Dataset rows about figures:
+++++
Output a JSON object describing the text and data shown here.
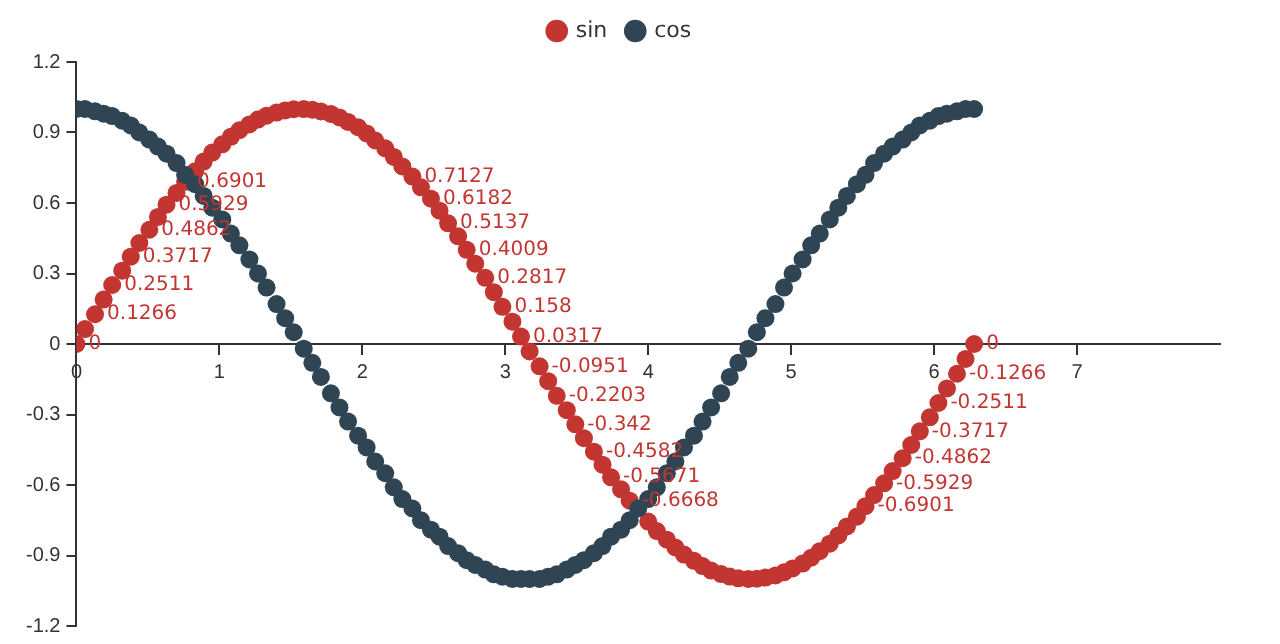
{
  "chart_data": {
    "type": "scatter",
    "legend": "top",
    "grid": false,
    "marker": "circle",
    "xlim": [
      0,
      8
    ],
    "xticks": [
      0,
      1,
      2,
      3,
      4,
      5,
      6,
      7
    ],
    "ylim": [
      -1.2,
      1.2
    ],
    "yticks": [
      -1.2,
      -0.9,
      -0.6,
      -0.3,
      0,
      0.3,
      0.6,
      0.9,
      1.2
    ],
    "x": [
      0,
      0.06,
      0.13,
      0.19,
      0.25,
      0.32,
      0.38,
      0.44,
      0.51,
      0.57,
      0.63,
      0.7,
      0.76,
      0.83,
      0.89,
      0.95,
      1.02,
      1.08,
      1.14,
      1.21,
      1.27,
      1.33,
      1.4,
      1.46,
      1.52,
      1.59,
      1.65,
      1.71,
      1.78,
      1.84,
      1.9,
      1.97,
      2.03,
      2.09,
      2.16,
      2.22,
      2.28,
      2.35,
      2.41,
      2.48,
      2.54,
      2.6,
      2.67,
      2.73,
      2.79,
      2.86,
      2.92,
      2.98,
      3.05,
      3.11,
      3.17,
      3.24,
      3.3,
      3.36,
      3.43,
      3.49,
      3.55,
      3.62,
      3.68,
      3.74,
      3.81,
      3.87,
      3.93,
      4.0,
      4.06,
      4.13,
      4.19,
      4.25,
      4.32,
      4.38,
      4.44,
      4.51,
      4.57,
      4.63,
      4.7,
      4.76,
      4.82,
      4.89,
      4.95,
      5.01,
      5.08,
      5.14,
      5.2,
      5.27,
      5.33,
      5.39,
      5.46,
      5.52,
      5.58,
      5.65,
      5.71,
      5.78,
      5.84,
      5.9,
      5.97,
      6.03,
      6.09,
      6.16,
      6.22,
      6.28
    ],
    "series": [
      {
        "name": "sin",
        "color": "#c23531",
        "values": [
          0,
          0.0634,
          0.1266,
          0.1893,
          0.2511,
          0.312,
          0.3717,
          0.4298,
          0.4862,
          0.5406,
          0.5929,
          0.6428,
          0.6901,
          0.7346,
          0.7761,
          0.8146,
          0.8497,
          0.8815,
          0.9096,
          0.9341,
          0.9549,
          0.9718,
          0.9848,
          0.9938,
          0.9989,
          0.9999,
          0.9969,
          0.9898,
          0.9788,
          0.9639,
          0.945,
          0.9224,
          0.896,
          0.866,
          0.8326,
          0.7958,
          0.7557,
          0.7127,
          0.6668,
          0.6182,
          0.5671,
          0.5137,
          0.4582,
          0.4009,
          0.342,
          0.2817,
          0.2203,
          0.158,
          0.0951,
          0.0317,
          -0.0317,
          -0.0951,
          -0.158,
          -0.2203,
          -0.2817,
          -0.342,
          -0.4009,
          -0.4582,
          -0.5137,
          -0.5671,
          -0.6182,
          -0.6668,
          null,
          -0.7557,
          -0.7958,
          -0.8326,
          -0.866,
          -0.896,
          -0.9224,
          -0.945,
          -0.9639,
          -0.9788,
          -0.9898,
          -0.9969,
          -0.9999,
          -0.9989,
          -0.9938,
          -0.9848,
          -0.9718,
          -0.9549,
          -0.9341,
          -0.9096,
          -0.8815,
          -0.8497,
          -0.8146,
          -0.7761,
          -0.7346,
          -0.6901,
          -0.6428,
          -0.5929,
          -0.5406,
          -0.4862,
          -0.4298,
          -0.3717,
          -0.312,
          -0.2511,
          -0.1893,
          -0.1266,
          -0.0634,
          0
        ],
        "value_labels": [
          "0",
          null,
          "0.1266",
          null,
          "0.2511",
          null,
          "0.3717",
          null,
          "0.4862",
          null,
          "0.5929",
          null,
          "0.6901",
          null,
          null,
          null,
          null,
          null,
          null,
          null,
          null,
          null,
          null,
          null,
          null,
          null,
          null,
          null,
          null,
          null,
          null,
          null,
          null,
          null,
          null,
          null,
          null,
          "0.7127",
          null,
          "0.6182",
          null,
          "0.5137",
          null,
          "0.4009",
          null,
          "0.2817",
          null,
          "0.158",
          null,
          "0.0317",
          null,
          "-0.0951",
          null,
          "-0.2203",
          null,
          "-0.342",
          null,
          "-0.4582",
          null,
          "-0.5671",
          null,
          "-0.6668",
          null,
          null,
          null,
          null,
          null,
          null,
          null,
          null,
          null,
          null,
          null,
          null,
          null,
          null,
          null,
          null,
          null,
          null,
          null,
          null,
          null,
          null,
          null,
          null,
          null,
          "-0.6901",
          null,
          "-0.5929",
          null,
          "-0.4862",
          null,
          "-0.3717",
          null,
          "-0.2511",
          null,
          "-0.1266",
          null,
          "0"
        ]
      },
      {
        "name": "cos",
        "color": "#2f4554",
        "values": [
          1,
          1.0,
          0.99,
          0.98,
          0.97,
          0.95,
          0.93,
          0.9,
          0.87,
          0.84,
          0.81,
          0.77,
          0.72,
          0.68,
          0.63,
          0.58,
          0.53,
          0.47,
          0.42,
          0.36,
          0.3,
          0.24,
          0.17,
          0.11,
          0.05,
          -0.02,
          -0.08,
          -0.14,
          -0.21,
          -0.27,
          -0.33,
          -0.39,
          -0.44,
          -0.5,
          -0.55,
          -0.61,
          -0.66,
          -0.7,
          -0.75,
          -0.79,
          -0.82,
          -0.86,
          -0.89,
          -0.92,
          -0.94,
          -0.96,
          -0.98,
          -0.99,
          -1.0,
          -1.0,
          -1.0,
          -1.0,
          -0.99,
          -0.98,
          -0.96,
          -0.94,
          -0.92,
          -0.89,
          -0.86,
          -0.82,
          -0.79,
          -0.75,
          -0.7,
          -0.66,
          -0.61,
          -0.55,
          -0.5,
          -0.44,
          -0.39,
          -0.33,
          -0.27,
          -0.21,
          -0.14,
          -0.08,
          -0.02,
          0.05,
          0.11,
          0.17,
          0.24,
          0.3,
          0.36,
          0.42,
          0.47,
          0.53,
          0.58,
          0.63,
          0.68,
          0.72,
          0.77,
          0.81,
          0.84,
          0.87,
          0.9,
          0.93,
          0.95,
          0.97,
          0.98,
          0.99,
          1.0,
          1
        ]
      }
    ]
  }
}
+++++
**Aim of the task**
Drop the images and quote the entries word for word.

**Worked solution**
Output a JSON object describing the text and data shown here.
{
  "chart_data": {
    "type": "scatter",
    "legend": "top",
    "grid": false,
    "marker": "circle",
    "xlim": [
      0,
      8
    ],
    "xticks": [
      0,
      1,
      2,
      3,
      4,
      5,
      6,
      7
    ],
    "ylim": [
      -1.2,
      1.2
    ],
    "yticks": [
      -1.2,
      -0.9,
      -0.6,
      -0.3,
      0,
      0.3,
      0.6,
      0.9,
      1.2
    ],
    "x": [
      0,
      0.06,
      0.13,
      0.19,
      0.25,
      0.32,
      0.38,
      0.44,
      0.51,
      0.57,
      0.63,
      0.7,
      0.76,
      0.83,
      0.89,
      0.95,
      1.02,
      1.08,
      1.14,
      1.21,
      1.27,
      1.33,
      1.4,
      1.46,
      1.52,
      1.59,
      1.65,
      1.71,
      1.78,
      1.84,
      1.9,
      1.97,
      2.03,
      2.09,
      2.16,
      2.22,
      2.28,
      2.35,
      2.41,
      2.48,
      2.54,
      2.6,
      2.67,
      2.73,
      2.79,
      2.86,
      2.92,
      2.98,
      3.05,
      3.11,
      3.17,
      3.24,
      3.3,
      3.36,
      3.43,
      3.49,
      3.55,
      3.62,
      3.68,
      3.74,
      3.81,
      3.87,
      3.93,
      4.0,
      4.06,
      4.13,
      4.19,
      4.25,
      4.32,
      4.38,
      4.44,
      4.51,
      4.57,
      4.63,
      4.7,
      4.76,
      4.82,
      4.89,
      4.95,
      5.01,
      5.08,
      5.14,
      5.2,
      5.27,
      5.33,
      5.39,
      5.46,
      5.52,
      5.58,
      5.65,
      5.71,
      5.78,
      5.84,
      5.9,
      5.97,
      6.03,
      6.09,
      6.16,
      6.22,
      6.28
    ],
    "series": [
      {
        "name": "sin",
        "color": "#c23531",
        "values": [
          0,
          0.0634,
          0.1266,
          0.1893,
          0.2511,
          0.312,
          0.3717,
          0.4298,
          0.4862,
          0.5406,
          0.5929,
          0.6428,
          0.6901,
          0.7346,
          0.7761,
          0.8146,
          0.8497,
          0.8815,
          0.9096,
          0.9341,
          0.9549,
          0.9718,
          0.9848,
          0.9938,
          0.9989,
          0.9999,
          0.9969,
          0.9898,
          0.9788,
          0.9639,
          0.945,
          0.9224,
          0.896,
          0.866,
          0.8326,
          0.7958,
          0.7557,
          0.7127,
          0.6668,
          0.6182,
          0.5671,
          0.5137,
          0.4582,
          0.4009,
          0.342,
          0.2817,
          0.2203,
          0.158,
          0.0951,
          0.0317,
          -0.0317,
          -0.0951,
          -0.158,
          -0.2203,
          -0.2817,
          -0.342,
          -0.4009,
          -0.4582,
          -0.5137,
          -0.5671,
          -0.6182,
          -0.6668,
          null,
          -0.7557,
          -0.7958,
          -0.8326,
          -0.866,
          -0.896,
          -0.9224,
          -0.945,
          -0.9639,
          -0.9788,
          -0.9898,
          -0.9969,
          -0.9999,
          -0.9989,
          -0.9938,
          -0.9848,
          -0.9718,
          -0.9549,
          -0.9341,
          -0.9096,
          -0.8815,
          -0.8497,
          -0.8146,
          -0.7761,
          -0.7346,
          -0.6901,
          -0.6428,
          -0.5929,
          -0.5406,
          -0.4862,
          -0.4298,
          -0.3717,
          -0.312,
          -0.2511,
          -0.1893,
          -0.1266,
          -0.0634,
          0
        ],
        "value_labels": [
          "0",
          null,
          "0.1266",
          null,
          "0.2511",
          null,
          "0.3717",
          null,
          "0.4862",
          null,
          "0.5929",
          null,
          "0.6901",
          null,
          null,
          null,
          null,
          null,
          null,
          null,
          null,
          null,
          null,
          null,
          null,
          null,
          null,
          null,
          null,
          null,
          null,
          null,
          null,
          null,
          null,
          null,
          null,
          "0.7127",
          null,
          "0.6182",
          null,
          "0.5137",
          null,
          "0.4009",
          null,
          "0.2817",
          null,
          "0.158",
          null,
          "0.0317",
          null,
          "-0.0951",
          null,
          "-0.2203",
          null,
          "-0.342",
          null,
          "-0.4582",
          null,
          "-0.5671",
          null,
          "-0.6668",
          null,
          null,
          null,
          null,
          null,
          null,
          null,
          null,
          null,
          null,
          null,
          null,
          null,
          null,
          null,
          null,
          null,
          null,
          null,
          null,
          null,
          null,
          null,
          null,
          null,
          "-0.6901",
          null,
          "-0.5929",
          null,
          "-0.4862",
          null,
          "-0.3717",
          null,
          "-0.2511",
          null,
          "-0.1266",
          null,
          "0"
        ]
      },
      {
        "name": "cos",
        "color": "#2f4554",
        "values": [
          1,
          1.0,
          0.99,
          0.98,
          0.97,
          0.95,
          0.93,
          0.9,
          0.87,
          0.84,
          0.81,
          0.77,
          0.72,
          0.68,
          0.63,
          0.58,
          0.53,
          0.47,
          0.42,
          0.36,
          0.3,
          0.24,
          0.17,
          0.11,
          0.05,
          -0.02,
          -0.08,
          -0.14,
          -0.21,
          -0.27,
          -0.33,
          -0.39,
          -0.44,
          -0.5,
          -0.55,
          -0.61,
          -0.66,
          -0.7,
          -0.75,
          -0.79,
          -0.82,
          -0.86,
          -0.89,
          -0.92,
          -0.94,
          -0.96,
          -0.98,
          -0.99,
          -1.0,
          -1.0,
          -1.0,
          -1.0,
          -0.99,
          -0.98,
          -0.96,
          -0.94,
          -0.92,
          -0.89,
          -0.86,
          -0.82,
          -0.79,
          -0.75,
          -0.7,
          -0.66,
          -0.61,
          -0.55,
          -0.5,
          -0.44,
          -0.39,
          -0.33,
          -0.27,
          -0.21,
          -0.14,
          -0.08,
          -0.02,
          0.05,
          0.11,
          0.17,
          0.24,
          0.3,
          0.36,
          0.42,
          0.47,
          0.53,
          0.58,
          0.63,
          0.68,
          0.72,
          0.77,
          0.81,
          0.84,
          0.87,
          0.9,
          0.93,
          0.95,
          0.97,
          0.98,
          0.99,
          1.0,
          1
        ]
      }
    ]
  }
}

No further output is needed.